- [Objective]: Select every line containing the word "Wypłata" from the material, and copy those lines.

- [Dataset rows]:

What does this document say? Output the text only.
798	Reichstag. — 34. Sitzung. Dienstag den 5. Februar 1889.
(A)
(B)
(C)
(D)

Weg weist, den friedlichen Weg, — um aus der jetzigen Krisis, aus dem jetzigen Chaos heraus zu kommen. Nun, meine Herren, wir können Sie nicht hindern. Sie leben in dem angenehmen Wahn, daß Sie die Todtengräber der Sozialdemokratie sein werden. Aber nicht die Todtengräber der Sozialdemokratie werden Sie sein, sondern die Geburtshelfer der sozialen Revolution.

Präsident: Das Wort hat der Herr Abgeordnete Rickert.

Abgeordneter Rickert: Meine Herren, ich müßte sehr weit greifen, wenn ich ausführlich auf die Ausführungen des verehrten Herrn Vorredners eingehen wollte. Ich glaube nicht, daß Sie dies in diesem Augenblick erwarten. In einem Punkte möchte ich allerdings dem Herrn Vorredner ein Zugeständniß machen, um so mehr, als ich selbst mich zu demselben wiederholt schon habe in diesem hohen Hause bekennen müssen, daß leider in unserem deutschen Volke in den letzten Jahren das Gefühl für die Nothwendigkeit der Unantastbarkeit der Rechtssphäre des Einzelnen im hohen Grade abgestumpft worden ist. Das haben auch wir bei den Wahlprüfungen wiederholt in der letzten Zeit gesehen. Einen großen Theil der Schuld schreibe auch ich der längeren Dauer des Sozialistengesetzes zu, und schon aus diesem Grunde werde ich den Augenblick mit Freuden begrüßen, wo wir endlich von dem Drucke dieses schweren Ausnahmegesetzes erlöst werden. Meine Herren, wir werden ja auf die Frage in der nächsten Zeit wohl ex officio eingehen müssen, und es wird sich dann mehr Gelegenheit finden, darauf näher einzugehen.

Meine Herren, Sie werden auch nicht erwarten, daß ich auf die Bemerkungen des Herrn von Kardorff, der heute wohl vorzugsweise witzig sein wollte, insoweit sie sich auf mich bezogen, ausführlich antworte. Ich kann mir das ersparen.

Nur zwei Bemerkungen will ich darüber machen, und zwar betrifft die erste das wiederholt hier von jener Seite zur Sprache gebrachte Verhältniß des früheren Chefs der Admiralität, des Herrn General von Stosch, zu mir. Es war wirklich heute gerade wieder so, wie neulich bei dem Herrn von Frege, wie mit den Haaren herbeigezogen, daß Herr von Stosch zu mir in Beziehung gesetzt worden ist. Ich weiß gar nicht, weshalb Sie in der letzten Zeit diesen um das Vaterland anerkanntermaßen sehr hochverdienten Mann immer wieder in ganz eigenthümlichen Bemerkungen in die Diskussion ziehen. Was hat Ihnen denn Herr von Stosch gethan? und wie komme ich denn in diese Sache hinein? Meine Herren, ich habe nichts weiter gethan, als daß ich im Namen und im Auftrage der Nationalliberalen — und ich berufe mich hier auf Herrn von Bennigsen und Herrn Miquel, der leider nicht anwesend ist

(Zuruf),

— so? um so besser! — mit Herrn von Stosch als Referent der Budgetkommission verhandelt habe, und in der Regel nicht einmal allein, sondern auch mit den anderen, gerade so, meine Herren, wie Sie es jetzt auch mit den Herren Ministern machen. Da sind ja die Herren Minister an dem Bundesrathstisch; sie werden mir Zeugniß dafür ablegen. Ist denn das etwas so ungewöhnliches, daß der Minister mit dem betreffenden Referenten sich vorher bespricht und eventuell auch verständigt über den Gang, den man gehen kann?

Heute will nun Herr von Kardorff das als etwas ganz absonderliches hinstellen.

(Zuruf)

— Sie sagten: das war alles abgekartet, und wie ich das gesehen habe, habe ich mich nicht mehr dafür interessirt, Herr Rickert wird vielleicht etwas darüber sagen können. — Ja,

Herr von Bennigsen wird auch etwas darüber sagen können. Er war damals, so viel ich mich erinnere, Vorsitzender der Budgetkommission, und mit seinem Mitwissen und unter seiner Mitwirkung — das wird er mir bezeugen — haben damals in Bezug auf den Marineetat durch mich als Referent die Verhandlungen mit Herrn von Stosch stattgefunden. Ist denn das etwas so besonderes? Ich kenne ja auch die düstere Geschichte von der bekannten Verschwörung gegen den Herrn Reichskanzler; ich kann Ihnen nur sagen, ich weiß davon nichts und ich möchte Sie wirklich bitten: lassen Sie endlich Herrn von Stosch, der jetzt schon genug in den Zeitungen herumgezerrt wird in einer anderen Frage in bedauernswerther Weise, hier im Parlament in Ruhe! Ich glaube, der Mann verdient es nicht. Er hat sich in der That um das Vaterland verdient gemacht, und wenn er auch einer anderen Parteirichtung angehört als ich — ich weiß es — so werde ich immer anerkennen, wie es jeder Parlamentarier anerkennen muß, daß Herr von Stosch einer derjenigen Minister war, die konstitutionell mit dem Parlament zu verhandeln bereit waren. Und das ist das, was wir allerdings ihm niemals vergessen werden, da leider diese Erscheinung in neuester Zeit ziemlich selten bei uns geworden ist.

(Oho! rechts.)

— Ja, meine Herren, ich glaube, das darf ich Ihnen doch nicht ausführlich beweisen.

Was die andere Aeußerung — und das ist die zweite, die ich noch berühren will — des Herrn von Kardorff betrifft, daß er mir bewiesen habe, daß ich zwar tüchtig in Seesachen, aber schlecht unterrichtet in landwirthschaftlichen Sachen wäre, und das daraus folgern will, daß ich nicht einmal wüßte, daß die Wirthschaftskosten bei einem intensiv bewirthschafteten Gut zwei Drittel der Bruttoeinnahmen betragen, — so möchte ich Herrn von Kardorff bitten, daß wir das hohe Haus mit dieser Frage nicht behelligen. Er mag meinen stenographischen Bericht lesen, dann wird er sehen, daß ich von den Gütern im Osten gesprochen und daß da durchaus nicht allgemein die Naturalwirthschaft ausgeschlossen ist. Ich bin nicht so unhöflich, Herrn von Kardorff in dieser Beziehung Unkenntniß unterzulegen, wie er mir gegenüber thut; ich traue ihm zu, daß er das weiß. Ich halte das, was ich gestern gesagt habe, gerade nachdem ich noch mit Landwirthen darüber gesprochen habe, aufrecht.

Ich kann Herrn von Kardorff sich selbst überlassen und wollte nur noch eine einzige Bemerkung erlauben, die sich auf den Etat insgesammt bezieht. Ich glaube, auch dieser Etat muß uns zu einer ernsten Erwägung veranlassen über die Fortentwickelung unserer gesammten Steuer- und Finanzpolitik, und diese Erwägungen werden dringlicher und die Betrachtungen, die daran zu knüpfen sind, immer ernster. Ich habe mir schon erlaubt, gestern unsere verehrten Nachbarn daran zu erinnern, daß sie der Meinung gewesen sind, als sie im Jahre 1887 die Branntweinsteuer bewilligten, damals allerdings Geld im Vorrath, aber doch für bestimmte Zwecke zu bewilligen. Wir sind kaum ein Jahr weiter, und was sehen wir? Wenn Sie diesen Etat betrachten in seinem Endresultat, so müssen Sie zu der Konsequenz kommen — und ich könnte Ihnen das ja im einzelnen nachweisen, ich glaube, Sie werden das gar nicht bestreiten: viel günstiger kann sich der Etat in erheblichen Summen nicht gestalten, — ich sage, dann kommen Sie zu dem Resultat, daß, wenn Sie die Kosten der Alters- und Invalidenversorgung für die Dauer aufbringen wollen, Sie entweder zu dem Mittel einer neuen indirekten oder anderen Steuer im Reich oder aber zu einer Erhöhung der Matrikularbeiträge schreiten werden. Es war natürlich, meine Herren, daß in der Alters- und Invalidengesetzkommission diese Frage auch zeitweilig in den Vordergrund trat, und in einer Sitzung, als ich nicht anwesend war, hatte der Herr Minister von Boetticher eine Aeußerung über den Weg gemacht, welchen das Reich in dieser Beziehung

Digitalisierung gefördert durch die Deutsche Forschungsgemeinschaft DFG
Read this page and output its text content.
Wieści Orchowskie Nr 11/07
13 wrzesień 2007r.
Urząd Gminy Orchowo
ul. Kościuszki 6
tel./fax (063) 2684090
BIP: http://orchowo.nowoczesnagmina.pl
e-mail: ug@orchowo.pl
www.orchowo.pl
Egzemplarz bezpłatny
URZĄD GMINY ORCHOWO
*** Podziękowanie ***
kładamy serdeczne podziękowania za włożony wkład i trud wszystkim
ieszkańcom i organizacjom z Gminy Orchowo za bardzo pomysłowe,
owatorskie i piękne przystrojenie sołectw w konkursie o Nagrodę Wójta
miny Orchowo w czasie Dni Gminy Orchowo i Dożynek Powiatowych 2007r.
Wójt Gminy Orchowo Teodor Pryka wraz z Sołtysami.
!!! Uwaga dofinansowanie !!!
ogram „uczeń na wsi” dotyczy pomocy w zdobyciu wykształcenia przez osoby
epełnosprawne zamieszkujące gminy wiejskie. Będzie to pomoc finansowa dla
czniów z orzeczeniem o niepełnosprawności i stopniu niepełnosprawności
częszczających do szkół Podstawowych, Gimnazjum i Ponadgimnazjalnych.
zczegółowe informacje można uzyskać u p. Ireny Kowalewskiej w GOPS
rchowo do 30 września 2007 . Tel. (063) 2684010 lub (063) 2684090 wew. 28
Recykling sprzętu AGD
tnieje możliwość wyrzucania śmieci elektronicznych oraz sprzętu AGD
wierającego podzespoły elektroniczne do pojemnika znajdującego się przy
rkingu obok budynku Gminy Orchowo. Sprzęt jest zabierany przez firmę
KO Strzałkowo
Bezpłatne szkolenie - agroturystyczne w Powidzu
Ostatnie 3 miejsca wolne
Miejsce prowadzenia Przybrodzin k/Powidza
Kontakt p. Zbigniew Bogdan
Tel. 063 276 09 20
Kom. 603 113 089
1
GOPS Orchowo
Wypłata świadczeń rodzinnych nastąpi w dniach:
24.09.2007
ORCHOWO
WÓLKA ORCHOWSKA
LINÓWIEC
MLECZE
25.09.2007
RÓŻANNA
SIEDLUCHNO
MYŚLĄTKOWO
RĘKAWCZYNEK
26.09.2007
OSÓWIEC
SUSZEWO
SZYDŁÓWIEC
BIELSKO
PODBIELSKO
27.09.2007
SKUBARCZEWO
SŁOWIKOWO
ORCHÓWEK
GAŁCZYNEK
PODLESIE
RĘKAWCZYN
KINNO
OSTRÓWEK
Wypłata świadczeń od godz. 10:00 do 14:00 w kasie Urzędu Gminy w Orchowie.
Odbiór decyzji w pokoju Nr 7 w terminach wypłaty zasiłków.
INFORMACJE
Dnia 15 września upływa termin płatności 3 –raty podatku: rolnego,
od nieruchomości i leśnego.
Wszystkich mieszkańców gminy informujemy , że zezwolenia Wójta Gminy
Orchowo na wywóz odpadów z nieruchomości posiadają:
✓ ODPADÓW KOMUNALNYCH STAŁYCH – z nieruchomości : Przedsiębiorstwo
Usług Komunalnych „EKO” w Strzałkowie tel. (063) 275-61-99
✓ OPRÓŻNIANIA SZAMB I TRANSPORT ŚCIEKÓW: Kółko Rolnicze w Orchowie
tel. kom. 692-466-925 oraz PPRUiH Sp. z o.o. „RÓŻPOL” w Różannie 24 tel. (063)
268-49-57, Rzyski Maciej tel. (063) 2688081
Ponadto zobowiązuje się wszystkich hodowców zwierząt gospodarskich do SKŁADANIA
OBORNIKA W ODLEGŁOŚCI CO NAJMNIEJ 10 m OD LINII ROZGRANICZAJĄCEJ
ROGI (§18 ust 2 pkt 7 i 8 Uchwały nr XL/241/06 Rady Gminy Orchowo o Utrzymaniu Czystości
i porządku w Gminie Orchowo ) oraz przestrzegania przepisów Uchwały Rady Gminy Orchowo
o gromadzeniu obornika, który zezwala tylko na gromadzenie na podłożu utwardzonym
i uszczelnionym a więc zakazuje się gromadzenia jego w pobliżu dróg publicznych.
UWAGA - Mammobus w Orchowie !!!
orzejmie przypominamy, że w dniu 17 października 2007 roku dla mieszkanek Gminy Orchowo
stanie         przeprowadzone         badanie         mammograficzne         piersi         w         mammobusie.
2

- [Reply]:
Wypłata świadczeń rodzinnych nastąpi w dniach:
Wypłata świadczeń od godz. 10:00 do 14:00 w kasie Urzędu Gminy w Orchowie.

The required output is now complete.